▸ **Your objective**
Your task is to gather the lines below that hold the string "tagline".

▸ **Exercise material**
• • • • • • •

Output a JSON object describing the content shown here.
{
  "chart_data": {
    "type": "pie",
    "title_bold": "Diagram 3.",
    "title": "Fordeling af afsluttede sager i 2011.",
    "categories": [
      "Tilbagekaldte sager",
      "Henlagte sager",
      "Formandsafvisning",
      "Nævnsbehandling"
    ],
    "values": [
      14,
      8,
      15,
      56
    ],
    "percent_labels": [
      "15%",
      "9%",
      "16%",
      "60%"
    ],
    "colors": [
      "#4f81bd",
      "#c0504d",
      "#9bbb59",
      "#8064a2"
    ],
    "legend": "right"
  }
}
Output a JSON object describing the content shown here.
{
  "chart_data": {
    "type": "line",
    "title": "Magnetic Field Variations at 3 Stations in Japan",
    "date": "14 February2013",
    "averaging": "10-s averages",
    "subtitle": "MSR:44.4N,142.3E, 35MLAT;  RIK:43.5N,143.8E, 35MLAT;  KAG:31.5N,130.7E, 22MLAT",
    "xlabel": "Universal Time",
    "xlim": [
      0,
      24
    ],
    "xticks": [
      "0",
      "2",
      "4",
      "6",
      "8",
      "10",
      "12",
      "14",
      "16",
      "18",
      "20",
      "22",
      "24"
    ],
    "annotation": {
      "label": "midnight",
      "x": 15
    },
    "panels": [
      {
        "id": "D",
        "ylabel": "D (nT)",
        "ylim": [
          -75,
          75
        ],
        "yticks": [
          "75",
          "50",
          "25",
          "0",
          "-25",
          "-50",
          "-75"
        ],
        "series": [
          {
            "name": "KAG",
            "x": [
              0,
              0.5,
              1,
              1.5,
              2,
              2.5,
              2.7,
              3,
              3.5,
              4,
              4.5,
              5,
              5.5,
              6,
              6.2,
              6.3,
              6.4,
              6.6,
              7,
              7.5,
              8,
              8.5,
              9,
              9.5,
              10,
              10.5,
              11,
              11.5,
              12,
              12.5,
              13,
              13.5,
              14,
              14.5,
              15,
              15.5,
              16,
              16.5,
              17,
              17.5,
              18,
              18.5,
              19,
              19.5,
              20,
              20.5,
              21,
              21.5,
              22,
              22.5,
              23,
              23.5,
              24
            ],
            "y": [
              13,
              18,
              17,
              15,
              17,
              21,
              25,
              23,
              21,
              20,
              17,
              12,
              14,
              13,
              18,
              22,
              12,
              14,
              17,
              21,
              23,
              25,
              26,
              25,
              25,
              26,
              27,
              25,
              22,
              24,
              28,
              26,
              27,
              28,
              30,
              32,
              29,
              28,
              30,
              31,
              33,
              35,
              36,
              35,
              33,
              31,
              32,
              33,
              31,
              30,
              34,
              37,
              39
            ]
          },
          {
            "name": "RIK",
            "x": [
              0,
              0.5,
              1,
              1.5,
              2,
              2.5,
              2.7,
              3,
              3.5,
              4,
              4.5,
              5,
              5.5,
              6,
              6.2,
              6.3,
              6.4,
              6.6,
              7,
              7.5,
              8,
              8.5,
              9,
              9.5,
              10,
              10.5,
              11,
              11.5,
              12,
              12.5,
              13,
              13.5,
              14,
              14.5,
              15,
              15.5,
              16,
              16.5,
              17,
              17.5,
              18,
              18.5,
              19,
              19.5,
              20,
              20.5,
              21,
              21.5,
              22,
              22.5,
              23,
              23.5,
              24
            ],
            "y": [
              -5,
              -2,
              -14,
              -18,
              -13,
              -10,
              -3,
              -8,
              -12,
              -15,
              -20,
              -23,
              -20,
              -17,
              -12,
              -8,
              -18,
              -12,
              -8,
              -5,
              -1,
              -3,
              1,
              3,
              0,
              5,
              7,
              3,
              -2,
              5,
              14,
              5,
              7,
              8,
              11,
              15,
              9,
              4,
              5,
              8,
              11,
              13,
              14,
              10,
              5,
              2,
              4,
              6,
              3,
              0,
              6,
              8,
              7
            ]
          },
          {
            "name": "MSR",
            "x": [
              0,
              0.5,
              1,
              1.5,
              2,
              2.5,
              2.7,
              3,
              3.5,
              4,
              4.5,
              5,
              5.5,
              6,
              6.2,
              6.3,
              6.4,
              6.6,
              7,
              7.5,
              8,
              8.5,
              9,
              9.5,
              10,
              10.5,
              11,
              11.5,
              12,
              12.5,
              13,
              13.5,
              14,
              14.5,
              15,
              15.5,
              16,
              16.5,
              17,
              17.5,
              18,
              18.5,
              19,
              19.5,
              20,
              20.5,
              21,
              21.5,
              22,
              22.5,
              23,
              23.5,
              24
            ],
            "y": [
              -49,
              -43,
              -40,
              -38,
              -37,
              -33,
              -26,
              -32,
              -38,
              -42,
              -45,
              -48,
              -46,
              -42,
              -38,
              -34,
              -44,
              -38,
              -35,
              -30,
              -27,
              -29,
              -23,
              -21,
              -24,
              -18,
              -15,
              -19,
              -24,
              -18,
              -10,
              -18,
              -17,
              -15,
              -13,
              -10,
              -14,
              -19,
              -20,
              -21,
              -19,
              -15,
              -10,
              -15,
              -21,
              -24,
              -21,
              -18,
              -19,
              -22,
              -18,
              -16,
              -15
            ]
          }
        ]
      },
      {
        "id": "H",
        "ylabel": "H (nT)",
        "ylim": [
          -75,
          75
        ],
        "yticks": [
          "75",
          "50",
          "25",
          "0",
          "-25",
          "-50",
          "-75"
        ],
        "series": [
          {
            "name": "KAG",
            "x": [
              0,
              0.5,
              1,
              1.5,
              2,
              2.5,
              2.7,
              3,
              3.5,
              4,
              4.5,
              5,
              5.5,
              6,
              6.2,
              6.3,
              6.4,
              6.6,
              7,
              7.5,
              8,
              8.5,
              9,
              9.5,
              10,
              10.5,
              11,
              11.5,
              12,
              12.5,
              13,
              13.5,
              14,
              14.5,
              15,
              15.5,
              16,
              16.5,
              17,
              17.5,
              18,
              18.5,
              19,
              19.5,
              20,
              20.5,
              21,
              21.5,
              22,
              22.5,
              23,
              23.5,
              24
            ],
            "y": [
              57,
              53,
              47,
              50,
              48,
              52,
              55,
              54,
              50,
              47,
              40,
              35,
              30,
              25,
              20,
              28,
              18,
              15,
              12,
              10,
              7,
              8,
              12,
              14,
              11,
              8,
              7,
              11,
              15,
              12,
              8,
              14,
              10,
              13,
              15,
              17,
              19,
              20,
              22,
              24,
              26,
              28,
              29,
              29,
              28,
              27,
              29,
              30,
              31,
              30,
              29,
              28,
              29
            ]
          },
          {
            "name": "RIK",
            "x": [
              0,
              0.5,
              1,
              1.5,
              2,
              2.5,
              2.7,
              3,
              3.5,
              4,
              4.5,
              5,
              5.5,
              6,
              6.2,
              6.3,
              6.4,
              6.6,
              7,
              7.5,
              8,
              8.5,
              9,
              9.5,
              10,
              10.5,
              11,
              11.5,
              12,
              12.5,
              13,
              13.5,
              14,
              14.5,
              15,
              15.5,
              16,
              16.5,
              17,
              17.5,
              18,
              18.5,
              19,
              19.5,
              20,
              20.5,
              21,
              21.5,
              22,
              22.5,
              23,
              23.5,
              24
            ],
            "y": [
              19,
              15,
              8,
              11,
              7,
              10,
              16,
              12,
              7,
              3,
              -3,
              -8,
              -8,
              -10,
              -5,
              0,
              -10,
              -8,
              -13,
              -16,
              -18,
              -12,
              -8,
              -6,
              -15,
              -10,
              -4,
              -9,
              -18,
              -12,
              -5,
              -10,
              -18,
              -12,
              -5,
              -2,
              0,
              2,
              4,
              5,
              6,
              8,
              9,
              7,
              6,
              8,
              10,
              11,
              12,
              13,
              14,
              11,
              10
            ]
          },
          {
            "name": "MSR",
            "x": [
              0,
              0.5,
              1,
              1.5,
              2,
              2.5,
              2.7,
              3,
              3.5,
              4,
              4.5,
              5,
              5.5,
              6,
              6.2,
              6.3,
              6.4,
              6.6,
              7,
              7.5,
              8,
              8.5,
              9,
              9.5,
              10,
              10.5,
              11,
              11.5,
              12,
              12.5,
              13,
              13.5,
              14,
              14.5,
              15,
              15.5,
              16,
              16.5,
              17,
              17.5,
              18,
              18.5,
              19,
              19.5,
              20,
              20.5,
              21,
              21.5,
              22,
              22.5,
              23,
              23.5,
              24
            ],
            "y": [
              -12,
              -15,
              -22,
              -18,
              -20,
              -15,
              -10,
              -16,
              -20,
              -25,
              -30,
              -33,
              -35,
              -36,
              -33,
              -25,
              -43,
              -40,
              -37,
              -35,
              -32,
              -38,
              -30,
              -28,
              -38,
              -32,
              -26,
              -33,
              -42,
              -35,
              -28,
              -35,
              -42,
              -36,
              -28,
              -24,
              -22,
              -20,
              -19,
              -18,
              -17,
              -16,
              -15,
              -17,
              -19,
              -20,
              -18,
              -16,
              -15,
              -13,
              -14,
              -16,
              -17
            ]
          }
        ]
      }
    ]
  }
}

• • • • • • •

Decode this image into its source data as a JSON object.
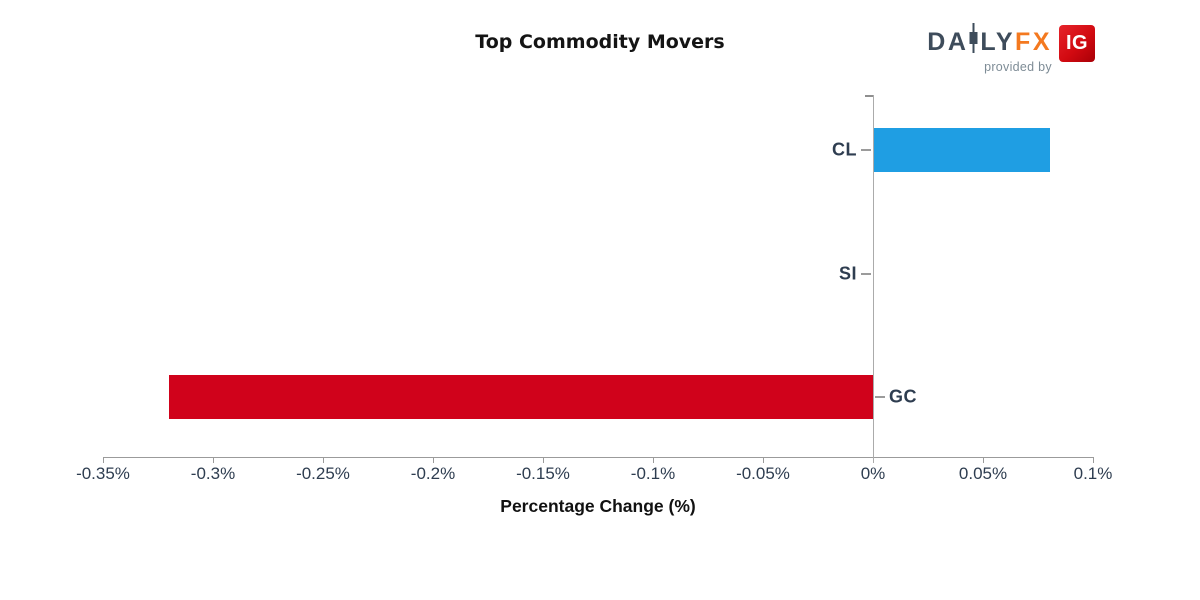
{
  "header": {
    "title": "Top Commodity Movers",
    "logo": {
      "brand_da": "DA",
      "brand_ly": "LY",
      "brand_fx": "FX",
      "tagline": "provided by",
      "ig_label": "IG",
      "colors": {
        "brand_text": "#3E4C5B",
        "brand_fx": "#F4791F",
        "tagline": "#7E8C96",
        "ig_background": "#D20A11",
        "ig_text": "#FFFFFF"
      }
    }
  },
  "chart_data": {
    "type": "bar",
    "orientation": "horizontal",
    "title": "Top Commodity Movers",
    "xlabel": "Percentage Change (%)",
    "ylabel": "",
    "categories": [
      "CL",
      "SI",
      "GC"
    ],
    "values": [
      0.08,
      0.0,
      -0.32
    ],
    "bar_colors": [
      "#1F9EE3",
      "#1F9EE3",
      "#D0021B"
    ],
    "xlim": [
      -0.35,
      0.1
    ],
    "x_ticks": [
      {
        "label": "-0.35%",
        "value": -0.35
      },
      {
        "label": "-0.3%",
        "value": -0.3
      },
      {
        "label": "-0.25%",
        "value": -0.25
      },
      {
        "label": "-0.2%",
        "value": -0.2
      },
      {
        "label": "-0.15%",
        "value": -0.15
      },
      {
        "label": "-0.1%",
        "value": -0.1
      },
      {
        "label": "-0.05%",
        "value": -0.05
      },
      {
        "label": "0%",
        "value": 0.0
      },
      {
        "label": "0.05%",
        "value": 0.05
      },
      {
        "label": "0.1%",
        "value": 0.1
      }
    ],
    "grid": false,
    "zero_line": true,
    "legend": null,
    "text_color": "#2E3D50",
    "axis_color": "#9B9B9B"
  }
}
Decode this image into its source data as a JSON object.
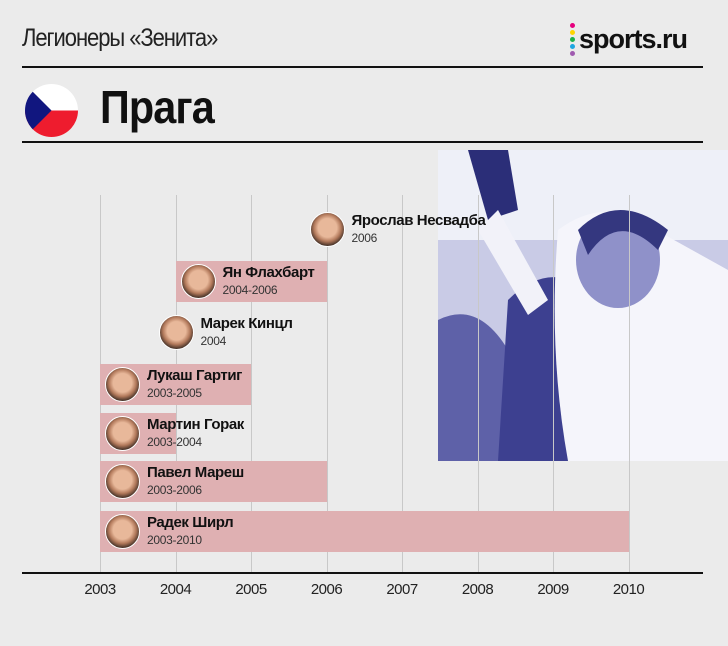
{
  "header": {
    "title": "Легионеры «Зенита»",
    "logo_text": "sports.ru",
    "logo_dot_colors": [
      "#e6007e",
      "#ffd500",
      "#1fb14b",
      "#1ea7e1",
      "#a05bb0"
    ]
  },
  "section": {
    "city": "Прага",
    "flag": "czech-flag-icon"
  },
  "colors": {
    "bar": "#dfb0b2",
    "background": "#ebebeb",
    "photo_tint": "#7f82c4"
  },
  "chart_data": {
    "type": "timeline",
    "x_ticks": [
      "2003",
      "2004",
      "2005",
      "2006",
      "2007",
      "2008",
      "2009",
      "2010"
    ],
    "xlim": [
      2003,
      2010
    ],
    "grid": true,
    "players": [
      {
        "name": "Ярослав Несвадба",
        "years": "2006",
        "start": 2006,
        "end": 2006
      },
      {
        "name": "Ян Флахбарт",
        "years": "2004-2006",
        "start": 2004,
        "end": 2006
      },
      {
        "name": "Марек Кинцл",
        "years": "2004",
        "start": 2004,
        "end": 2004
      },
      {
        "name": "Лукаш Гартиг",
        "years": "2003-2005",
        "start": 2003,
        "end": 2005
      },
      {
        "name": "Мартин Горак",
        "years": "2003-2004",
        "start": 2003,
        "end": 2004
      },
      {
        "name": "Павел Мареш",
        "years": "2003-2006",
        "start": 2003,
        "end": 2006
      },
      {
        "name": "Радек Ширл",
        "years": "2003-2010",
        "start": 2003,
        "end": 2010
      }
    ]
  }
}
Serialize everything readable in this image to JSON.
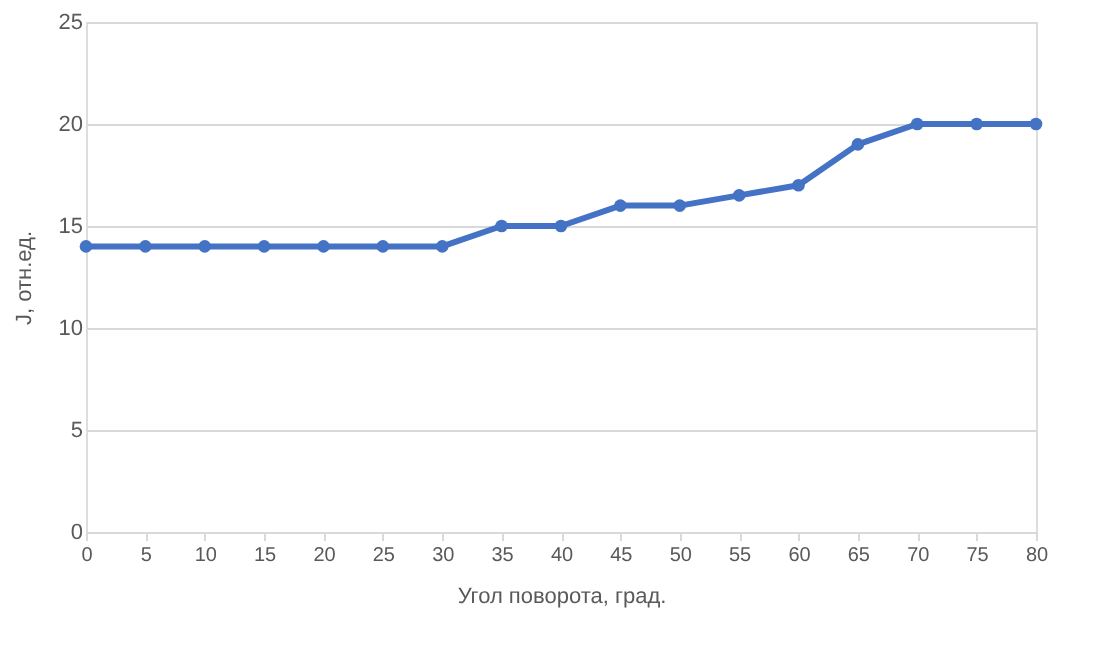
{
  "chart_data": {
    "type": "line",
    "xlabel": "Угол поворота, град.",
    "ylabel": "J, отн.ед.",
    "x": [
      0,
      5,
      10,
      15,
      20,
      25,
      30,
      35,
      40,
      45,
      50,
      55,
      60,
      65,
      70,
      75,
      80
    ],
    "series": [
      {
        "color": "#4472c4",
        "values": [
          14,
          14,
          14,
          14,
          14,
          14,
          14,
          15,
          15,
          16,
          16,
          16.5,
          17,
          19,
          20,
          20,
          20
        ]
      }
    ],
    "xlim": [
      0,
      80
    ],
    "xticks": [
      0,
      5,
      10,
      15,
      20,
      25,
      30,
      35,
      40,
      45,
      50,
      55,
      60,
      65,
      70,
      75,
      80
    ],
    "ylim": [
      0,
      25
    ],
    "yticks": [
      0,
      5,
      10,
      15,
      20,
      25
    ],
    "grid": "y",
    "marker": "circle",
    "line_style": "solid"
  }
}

• • • • • • •

▸ **Task output**
      "tagline": "provided by",
        "tagline": "#7E8C96",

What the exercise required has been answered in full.